Do this ->
Report, as a bare number, how many lines hold "proyecto".

Supplied material ->
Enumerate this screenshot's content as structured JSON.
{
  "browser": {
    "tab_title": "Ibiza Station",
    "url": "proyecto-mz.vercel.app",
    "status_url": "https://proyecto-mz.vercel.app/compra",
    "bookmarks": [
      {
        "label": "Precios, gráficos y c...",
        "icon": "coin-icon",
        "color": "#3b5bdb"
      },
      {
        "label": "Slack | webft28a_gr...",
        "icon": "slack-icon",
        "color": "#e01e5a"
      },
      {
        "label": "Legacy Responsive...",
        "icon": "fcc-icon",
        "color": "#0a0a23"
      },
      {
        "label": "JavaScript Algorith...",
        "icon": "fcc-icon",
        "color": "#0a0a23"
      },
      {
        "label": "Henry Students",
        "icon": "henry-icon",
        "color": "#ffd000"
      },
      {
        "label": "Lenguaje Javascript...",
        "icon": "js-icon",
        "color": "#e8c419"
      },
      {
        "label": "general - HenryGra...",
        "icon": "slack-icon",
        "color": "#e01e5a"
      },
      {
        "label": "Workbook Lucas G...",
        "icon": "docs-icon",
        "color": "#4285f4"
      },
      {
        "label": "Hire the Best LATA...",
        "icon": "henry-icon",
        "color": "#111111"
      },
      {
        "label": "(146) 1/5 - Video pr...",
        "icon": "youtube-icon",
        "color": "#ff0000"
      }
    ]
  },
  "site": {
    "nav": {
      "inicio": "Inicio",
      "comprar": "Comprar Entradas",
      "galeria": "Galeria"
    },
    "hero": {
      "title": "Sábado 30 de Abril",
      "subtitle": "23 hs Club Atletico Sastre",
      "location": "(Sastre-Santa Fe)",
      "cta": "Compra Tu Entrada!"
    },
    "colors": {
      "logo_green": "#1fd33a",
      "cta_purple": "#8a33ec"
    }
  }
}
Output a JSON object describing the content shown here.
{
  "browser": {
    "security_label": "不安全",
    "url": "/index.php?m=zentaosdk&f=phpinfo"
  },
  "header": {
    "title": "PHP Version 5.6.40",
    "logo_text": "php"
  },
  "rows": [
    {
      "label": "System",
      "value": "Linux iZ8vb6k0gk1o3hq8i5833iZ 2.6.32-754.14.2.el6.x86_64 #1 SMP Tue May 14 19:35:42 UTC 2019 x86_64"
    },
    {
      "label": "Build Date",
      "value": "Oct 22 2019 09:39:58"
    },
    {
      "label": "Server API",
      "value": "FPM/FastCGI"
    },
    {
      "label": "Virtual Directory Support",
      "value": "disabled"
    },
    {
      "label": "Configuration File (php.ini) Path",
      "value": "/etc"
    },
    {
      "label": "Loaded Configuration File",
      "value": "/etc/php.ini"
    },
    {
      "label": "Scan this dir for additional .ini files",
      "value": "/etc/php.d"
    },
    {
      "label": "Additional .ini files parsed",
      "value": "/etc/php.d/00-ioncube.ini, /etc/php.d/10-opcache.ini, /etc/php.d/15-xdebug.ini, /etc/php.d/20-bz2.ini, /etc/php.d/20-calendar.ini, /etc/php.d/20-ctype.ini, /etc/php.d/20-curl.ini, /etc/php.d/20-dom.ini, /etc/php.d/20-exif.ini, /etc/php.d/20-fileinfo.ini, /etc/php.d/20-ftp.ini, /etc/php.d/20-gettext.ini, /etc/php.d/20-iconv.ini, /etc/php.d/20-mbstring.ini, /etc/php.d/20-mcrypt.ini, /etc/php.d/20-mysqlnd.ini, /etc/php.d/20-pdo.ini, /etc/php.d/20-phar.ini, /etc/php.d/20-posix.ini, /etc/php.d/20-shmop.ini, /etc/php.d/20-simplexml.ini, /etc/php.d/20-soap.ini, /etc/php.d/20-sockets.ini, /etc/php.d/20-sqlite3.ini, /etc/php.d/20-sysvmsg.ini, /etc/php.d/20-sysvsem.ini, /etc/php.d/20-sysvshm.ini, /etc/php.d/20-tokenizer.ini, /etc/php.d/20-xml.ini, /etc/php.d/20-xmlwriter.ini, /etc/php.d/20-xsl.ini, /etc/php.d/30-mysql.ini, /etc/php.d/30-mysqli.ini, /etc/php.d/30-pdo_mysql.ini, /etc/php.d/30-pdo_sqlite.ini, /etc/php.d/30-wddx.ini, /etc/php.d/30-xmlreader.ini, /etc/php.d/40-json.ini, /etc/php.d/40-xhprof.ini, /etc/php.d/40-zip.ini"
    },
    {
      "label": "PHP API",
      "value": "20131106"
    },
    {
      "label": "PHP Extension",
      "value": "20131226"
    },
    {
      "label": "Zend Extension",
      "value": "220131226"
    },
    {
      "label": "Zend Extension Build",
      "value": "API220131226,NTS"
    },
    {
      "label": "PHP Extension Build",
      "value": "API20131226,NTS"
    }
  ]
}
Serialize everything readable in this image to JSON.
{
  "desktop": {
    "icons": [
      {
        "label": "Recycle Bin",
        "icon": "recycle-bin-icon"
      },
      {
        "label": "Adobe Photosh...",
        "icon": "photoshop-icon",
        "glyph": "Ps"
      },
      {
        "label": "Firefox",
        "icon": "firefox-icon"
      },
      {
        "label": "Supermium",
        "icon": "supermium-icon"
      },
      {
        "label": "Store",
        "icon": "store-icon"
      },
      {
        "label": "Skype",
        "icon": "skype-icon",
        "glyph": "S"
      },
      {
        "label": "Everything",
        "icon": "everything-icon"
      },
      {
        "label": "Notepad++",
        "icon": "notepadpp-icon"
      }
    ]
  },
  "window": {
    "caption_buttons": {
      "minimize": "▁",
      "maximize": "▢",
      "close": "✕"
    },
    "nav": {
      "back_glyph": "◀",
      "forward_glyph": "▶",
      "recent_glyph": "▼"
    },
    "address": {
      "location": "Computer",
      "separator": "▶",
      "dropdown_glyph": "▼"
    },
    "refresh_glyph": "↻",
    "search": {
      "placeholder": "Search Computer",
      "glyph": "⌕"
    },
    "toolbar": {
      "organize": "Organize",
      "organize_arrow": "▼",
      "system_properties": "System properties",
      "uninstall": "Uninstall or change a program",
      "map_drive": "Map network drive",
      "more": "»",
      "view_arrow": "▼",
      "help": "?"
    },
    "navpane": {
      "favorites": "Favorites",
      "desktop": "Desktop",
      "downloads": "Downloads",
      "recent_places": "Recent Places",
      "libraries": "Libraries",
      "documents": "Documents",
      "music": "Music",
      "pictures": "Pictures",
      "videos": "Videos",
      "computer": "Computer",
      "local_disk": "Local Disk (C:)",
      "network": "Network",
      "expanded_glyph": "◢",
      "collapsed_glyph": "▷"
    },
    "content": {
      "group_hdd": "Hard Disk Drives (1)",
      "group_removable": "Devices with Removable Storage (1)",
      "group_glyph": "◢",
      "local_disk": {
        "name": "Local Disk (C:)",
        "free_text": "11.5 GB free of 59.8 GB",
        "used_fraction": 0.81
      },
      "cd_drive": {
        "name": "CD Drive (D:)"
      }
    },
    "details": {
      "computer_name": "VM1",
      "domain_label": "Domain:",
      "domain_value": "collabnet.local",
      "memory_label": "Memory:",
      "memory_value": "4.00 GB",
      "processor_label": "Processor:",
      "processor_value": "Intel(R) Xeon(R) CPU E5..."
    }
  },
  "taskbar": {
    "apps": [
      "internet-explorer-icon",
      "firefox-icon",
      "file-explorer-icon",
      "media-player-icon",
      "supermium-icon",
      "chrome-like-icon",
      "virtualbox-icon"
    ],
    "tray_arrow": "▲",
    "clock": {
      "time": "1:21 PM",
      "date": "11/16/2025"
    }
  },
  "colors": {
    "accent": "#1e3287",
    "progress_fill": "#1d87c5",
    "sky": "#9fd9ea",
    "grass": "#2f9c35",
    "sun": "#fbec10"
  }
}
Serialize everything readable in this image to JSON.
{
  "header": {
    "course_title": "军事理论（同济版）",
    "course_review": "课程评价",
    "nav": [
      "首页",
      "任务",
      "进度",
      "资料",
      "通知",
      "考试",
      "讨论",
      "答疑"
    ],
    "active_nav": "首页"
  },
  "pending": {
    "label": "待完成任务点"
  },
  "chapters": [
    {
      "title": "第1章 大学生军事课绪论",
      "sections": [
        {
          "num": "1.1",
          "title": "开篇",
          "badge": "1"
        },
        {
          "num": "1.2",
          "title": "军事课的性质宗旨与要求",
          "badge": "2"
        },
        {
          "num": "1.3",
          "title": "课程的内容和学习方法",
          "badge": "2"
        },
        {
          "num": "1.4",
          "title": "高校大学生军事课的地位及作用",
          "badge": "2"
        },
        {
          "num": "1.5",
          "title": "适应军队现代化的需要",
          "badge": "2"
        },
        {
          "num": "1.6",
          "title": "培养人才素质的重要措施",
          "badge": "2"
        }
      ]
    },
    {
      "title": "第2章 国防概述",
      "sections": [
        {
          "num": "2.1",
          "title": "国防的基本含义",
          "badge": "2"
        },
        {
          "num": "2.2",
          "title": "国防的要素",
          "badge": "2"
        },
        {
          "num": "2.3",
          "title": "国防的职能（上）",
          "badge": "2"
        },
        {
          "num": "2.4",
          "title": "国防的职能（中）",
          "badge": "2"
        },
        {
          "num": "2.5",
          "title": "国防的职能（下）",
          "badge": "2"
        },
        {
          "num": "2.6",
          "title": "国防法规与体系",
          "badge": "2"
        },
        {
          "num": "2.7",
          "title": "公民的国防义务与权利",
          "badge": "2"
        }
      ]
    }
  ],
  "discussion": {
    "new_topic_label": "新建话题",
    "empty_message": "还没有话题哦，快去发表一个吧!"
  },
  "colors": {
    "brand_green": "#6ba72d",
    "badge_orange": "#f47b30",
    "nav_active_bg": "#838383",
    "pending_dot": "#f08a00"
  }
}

Written answer ->
2